PROBLEM DETAILS | Select and copy out every line in the records containing "anchoa".

Entries taken from a collection:
==================================================
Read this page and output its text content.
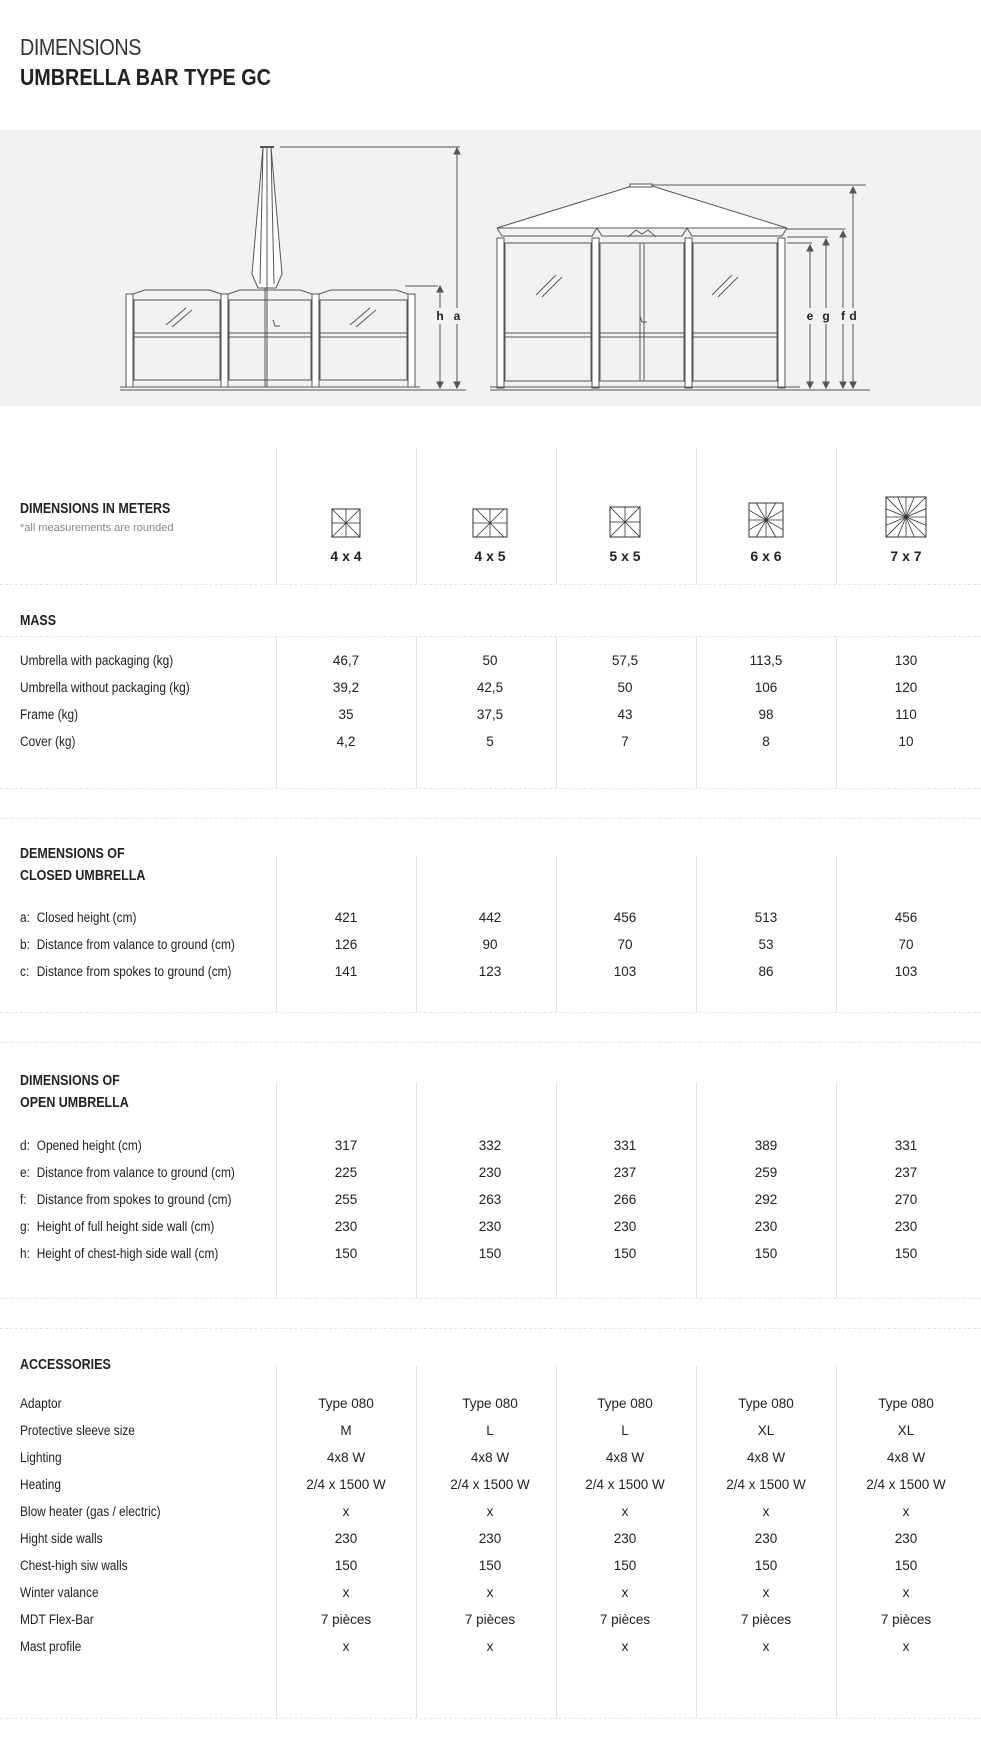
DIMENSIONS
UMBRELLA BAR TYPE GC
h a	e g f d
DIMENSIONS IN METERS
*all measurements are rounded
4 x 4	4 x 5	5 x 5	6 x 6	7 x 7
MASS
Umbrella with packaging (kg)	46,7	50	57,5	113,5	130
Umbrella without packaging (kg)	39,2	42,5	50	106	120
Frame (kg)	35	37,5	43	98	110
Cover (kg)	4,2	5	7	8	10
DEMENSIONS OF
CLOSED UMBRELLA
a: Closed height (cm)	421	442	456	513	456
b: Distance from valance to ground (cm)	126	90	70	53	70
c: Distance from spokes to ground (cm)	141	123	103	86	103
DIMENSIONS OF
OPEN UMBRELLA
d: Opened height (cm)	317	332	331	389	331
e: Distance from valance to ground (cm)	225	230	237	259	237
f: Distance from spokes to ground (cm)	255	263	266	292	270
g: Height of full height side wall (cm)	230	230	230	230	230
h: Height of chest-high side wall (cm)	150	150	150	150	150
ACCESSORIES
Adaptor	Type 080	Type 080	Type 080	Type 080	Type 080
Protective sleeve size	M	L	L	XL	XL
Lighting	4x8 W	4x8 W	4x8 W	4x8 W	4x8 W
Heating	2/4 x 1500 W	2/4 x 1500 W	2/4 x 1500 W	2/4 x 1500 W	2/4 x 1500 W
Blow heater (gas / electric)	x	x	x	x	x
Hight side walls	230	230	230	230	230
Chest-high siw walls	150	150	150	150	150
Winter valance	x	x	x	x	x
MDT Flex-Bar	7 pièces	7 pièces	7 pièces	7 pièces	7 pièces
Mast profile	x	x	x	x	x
==================================================
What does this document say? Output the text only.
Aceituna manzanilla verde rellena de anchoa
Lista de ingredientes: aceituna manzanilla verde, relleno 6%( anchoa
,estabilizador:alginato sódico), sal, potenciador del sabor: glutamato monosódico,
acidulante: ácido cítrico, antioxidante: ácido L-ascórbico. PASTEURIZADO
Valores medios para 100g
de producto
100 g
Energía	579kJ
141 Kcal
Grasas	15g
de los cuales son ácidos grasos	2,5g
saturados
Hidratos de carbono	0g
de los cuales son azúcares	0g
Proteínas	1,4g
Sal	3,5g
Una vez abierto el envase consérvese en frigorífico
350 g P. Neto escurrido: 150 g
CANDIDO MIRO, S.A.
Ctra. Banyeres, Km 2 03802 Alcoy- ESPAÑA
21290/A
==================================================
OUTPUT BELOW |
Aceituna manzanilla verde rellena de anchoa
Lista de ingredientes: aceituna manzanilla verde, relleno 6%( anchoa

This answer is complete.